→ WHAT THE EXERCISE ASKS: Where the string "Demografie" occurs in the material below, report the whole line.

→ GIVEN RECORDS:

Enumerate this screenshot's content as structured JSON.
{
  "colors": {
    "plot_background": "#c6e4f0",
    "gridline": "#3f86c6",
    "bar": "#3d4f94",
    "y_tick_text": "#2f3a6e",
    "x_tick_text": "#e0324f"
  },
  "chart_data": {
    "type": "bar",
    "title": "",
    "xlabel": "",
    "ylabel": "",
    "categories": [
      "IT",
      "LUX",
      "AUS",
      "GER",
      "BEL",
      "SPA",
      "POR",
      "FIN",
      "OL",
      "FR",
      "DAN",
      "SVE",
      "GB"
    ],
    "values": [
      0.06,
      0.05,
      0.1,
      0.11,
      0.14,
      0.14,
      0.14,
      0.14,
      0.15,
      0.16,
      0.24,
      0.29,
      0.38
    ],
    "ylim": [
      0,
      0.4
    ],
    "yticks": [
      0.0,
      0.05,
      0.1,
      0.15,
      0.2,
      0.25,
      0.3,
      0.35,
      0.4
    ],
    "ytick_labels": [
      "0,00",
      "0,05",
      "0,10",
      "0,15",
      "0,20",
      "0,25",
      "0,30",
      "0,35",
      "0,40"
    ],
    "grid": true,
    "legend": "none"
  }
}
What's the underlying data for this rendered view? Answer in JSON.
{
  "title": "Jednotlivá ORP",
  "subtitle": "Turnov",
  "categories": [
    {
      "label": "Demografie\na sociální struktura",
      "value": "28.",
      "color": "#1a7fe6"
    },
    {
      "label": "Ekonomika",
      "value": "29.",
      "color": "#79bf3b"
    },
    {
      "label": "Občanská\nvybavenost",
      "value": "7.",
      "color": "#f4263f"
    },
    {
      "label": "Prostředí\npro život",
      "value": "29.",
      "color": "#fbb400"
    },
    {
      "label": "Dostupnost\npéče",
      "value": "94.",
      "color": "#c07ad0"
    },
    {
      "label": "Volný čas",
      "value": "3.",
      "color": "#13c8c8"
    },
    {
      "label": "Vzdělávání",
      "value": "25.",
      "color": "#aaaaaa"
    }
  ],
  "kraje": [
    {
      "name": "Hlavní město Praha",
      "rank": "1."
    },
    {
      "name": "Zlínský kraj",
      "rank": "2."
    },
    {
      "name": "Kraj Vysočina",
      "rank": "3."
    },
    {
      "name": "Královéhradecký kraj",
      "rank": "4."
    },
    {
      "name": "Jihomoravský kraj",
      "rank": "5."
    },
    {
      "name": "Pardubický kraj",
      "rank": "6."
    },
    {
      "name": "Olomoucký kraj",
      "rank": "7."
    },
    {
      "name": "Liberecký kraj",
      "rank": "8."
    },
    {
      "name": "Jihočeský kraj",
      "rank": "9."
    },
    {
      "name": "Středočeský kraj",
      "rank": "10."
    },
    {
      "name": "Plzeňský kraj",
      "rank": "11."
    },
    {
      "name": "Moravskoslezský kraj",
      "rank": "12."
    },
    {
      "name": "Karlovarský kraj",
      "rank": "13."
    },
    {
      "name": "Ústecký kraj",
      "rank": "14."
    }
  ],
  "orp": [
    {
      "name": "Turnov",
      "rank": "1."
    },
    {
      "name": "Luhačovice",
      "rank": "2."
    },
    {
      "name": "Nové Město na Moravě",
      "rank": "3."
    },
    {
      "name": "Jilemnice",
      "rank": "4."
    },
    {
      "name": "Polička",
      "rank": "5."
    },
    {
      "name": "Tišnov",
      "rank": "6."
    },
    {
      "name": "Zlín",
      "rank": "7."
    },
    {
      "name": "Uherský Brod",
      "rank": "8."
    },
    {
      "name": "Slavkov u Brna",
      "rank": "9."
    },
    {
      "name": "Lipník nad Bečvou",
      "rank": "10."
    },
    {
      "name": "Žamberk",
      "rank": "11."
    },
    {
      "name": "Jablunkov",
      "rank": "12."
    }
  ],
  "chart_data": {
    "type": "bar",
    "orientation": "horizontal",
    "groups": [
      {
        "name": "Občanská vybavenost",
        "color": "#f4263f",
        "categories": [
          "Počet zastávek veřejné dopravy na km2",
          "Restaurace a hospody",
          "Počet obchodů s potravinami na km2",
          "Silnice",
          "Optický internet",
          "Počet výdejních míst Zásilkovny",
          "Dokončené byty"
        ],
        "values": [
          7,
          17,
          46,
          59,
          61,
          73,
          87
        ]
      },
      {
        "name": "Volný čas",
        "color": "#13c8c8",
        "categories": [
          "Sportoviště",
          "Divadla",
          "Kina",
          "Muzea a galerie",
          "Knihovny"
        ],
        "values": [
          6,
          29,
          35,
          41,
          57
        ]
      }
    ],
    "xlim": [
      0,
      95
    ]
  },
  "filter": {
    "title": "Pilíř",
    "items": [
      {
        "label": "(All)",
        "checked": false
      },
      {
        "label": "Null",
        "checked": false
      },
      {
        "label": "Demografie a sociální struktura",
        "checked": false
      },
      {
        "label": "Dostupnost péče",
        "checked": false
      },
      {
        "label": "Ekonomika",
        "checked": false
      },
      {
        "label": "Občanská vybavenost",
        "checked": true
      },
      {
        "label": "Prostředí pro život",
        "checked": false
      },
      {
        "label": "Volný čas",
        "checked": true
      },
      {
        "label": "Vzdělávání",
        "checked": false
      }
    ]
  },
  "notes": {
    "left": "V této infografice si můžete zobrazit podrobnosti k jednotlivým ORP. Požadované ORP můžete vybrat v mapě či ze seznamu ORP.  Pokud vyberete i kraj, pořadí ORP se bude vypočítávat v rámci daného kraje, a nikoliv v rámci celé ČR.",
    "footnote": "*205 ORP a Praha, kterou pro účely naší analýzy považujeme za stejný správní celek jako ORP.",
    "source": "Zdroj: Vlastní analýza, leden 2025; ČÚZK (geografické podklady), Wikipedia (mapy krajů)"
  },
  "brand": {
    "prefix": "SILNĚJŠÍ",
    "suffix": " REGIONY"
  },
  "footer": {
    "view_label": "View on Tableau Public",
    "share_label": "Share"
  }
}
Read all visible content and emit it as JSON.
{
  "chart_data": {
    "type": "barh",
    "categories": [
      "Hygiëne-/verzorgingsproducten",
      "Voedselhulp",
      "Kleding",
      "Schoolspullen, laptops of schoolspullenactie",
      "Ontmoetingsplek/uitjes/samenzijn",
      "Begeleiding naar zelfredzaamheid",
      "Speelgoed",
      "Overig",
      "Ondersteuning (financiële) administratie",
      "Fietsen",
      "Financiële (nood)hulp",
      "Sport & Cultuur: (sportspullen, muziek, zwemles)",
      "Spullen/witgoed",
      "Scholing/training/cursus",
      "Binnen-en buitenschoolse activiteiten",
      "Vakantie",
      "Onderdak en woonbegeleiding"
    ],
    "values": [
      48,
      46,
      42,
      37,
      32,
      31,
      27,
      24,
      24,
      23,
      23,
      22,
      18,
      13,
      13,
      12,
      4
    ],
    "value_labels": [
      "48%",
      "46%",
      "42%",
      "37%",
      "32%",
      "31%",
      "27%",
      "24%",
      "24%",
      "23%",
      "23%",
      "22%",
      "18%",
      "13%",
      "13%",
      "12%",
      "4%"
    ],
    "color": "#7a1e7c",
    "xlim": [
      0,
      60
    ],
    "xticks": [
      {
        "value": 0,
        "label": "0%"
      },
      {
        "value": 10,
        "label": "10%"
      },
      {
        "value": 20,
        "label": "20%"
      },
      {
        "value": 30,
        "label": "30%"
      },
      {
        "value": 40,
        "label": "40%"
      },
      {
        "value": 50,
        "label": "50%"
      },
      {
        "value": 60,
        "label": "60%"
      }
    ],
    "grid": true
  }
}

→ WRITTEN ANSWER:
      "label": "Demografie\na sociální struktura",
        "label": "Demografie a sociální struktura",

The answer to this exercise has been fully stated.